----- SUPPLIED ENTRIES -----

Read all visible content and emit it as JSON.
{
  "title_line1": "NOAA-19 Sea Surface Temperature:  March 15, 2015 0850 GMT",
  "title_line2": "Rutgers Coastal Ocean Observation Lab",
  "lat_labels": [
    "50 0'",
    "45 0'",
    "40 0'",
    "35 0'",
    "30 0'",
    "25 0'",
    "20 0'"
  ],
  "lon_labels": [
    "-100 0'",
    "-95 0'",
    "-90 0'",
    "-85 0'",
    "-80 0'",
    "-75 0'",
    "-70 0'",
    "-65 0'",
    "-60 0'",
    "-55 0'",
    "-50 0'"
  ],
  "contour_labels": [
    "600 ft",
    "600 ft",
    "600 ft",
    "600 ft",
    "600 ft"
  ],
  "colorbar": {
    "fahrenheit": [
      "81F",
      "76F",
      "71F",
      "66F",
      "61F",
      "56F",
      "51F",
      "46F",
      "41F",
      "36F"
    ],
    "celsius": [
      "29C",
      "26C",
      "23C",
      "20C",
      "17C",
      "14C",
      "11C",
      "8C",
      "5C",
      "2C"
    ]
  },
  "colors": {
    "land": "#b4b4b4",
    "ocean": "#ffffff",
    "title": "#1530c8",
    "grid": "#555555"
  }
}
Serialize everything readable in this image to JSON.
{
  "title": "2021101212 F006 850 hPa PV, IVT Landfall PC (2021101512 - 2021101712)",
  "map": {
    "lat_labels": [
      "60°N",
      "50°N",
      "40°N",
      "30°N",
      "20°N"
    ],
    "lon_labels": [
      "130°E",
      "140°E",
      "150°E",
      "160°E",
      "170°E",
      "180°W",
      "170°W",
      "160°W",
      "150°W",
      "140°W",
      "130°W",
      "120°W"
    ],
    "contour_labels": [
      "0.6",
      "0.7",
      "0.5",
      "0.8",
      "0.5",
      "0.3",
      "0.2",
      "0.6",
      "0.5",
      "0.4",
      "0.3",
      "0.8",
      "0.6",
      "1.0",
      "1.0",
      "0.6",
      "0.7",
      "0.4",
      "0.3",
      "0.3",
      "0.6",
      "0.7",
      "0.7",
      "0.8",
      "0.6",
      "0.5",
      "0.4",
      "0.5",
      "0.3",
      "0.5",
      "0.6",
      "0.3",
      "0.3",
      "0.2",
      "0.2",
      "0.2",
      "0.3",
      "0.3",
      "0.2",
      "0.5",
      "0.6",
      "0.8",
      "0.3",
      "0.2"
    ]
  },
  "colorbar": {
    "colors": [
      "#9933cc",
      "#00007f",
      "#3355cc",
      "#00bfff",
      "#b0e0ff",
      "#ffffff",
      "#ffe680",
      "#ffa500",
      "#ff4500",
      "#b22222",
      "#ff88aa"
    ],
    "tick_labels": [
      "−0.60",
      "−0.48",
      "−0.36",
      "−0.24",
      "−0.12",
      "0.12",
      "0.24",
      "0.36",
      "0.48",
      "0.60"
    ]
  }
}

-----

INSTRUCTION: Write out the full listing, keeping every line exactly as it is.

EXERCISE OUTPUT:
Read all visible content and emit it as JSON.
{
  "title_line1": "NOAA-19 Sea Surface Temperature:  March 15, 2015 0850 GMT",
  "title_line2": "Rutgers Coastal Ocean Observation Lab",
  "lat_labels": [
    "50 0'",
    "45 0'",
    "40 0'",
    "35 0'",
    "30 0'",
    "25 0'",
    "20 0'"
  ],
  "lon_labels": [
    "-100 0'",
    "-95 0'",
    "-90 0'",
    "-85 0'",
    "-80 0'",
    "-75 0'",
    "-70 0'",
    "-65 0'",
    "-60 0'",
    "-55 0'",
    "-50 0'"
  ],
  "contour_labels": [
    "600 ft",
    "600 ft",
    "600 ft",
    "600 ft",
    "600 ft"
  ],
  "colorbar": {
    "fahrenheit": [
      "81F",
      "76F",
      "71F",
      "66F",
      "61F",
      "56F",
      "51F",
      "46F",
      "41F",
      "36F"
    ],
    "celsius": [
      "29C",
      "26C",
      "23C",
      "20C",
      "17C",
      "14C",
      "11C",
      "8C",
      "5C",
      "2C"
    ]
  },
  "colors": {
    "land": "#b4b4b4",
    "ocean": "#ffffff",
    "title": "#1530c8",
    "grid": "#555555"
  }
}
Serialize everything readable in this image to JSON.
{
  "title": "2021101212 F006 850 hPa PV, IVT Landfall PC (2021101512 - 2021101712)",
  "map": {
    "lat_labels": [
      "60°N",
      "50°N",
      "40°N",
      "30°N",
      "20°N"
    ],
    "lon_labels": [
      "130°E",
      "140°E",
      "150°E",
      "160°E",
      "170°E",
      "180°W",
      "170°W",
      "160°W",
      "150°W",
      "140°W",
      "130°W",
      "120°W"
    ],
    "contour_labels": [
      "0.6",
      "0.7",
      "0.5",
      "0.8",
      "0.5",
      "0.3",
      "0.2",
      "0.6",
      "0.5",
      "0.4",
      "0.3",
      "0.8",
      "0.6",
      "1.0",
      "1.0",
      "0.6",
      "0.7",
      "0.4",
      "0.3",
      "0.3",
      "0.6",
      "0.7",
      "0.7",
      "0.8",
      "0.6",
      "0.5",
      "0.4",
      "0.5",
      "0.3",
      "0.5",
      "0.6",
      "0.3",
      "0.3",
      "0.2",
      "0.2",
      "0.2",
      "0.3",
      "0.3",
      "0.2",
      "0.5",
      "0.6",
      "0.8",
      "0.3",
      "0.2"
    ]
  },
  "colorbar": {
    "colors": [
      "#9933cc",
      "#00007f",
      "#3355cc",
      "#00bfff",
      "#b0e0ff",
      "#ffffff",
      "#ffe680",
      "#ffa500",
      "#ff4500",
      "#b22222",
      "#ff88aa"
    ],
    "tick_labels": [
      "−0.60",
      "−0.48",
      "−0.36",
      "−0.24",
      "−0.12",
      "0.12",
      "0.24",
      "0.36",
      "0.48",
      "0.60"
    ]
  }
}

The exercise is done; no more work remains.